_WHAT THE EXERCISE ASKS_.
Within the material below, find each line bearing the word "xlabel" and present it.

═════ DATA FOR PROCESSING

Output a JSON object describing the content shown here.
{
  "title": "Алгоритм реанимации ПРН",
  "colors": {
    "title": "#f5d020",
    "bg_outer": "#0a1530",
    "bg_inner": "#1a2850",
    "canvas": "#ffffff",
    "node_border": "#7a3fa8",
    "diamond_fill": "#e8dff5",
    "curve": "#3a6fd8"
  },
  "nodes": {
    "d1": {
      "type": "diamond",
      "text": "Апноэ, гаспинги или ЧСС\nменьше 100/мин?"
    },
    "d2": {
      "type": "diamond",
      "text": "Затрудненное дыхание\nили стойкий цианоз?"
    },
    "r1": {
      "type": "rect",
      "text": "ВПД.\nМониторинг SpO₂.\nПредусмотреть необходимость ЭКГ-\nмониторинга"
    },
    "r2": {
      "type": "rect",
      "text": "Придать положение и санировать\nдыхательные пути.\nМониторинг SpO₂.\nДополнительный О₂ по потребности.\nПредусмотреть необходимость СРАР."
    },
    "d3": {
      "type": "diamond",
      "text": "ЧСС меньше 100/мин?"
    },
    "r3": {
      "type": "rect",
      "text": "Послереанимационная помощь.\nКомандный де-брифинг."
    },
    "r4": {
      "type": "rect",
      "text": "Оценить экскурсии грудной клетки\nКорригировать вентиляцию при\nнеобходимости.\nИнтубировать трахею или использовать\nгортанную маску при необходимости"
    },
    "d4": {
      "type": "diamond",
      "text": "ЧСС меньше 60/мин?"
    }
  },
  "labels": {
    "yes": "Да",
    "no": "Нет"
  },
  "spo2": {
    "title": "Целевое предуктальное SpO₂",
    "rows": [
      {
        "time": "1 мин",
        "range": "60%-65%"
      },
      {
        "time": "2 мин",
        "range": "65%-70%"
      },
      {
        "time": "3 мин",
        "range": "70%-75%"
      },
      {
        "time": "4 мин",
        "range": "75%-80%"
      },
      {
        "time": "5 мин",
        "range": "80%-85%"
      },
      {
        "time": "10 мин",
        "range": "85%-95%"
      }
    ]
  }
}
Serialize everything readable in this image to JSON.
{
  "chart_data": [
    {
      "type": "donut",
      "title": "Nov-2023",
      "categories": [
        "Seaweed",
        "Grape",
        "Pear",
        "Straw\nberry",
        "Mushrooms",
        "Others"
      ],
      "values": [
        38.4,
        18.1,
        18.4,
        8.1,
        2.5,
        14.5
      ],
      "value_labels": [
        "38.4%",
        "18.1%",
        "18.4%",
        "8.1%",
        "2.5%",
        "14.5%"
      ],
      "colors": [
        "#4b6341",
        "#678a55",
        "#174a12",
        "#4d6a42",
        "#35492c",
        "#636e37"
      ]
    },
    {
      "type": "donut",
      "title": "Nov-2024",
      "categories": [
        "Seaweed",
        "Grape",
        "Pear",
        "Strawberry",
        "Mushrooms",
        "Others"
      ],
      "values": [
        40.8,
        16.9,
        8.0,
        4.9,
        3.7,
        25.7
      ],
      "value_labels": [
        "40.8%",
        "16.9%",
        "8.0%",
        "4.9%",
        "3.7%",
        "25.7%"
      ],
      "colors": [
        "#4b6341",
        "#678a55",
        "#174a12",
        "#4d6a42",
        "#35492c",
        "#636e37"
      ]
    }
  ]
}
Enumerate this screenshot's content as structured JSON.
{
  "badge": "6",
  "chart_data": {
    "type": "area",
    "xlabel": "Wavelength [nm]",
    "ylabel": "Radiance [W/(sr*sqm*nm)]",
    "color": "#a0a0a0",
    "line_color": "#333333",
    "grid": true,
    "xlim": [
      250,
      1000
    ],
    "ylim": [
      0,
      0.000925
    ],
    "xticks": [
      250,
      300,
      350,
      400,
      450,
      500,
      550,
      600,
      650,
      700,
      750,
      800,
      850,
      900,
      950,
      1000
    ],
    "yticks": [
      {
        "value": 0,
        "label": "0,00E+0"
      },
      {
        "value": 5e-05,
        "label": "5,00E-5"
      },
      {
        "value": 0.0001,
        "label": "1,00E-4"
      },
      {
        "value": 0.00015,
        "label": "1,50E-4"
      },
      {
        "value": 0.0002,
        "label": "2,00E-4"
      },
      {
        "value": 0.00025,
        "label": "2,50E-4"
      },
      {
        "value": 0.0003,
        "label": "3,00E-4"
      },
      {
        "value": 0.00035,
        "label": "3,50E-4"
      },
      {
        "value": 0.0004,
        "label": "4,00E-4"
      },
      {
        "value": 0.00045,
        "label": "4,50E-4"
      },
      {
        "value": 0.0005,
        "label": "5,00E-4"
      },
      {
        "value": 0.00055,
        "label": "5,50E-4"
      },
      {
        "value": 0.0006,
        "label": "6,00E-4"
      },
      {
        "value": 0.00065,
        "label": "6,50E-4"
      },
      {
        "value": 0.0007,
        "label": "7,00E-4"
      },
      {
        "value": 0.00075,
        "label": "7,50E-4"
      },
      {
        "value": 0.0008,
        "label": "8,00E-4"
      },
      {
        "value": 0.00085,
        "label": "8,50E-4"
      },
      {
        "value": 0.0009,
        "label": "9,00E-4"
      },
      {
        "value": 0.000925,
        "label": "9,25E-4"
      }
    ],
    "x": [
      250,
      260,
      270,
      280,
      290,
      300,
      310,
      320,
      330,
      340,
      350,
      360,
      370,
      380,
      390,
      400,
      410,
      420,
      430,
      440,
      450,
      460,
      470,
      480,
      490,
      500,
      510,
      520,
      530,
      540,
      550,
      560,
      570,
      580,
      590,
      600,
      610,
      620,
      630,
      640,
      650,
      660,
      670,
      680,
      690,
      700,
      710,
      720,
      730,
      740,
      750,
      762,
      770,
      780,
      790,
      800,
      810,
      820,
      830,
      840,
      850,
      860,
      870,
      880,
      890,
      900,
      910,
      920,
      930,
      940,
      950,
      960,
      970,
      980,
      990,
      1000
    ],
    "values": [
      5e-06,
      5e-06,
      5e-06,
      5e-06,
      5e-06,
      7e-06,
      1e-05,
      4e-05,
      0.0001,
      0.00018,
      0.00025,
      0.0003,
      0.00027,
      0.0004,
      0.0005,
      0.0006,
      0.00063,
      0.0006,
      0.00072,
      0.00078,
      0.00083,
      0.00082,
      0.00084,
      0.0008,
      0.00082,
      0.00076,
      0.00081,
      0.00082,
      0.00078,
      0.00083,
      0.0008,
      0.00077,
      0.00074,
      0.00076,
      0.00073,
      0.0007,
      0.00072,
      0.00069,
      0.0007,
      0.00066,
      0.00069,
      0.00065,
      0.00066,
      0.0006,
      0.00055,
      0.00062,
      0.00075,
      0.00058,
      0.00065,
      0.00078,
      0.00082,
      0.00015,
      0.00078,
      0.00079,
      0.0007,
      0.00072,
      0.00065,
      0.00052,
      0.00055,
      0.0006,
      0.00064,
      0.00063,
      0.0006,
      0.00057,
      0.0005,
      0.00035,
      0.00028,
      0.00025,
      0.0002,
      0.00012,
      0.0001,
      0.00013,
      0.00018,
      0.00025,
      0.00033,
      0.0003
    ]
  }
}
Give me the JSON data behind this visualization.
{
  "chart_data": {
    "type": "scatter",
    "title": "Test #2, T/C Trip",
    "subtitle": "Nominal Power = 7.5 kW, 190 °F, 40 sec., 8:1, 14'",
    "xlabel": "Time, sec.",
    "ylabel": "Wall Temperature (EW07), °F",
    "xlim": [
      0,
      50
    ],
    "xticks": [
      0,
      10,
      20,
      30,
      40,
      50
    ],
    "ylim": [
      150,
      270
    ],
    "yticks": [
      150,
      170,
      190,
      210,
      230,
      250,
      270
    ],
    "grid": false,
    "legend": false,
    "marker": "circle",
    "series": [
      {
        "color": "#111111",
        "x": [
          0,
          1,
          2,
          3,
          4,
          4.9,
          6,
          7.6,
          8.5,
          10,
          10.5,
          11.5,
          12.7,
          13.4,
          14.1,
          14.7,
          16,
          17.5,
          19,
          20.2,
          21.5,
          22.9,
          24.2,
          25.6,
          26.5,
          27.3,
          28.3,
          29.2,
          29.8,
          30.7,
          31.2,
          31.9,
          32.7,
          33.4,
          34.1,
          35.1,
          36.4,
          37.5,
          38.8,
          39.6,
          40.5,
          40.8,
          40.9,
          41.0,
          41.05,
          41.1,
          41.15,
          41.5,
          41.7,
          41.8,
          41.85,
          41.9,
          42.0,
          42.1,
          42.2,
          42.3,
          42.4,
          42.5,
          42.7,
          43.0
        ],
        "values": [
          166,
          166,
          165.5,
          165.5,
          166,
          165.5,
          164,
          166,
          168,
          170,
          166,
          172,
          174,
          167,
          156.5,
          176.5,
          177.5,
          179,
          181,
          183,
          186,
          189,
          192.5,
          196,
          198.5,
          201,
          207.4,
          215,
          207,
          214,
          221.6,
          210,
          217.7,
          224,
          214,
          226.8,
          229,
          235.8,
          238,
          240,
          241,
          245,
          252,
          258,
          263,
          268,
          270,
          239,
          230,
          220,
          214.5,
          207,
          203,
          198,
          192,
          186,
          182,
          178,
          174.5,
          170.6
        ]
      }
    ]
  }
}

══════════

_EXPECTED OUTPUT_.
    "xlabel": "Wavelength [nm]",
    "xlabel": "Time, sec.",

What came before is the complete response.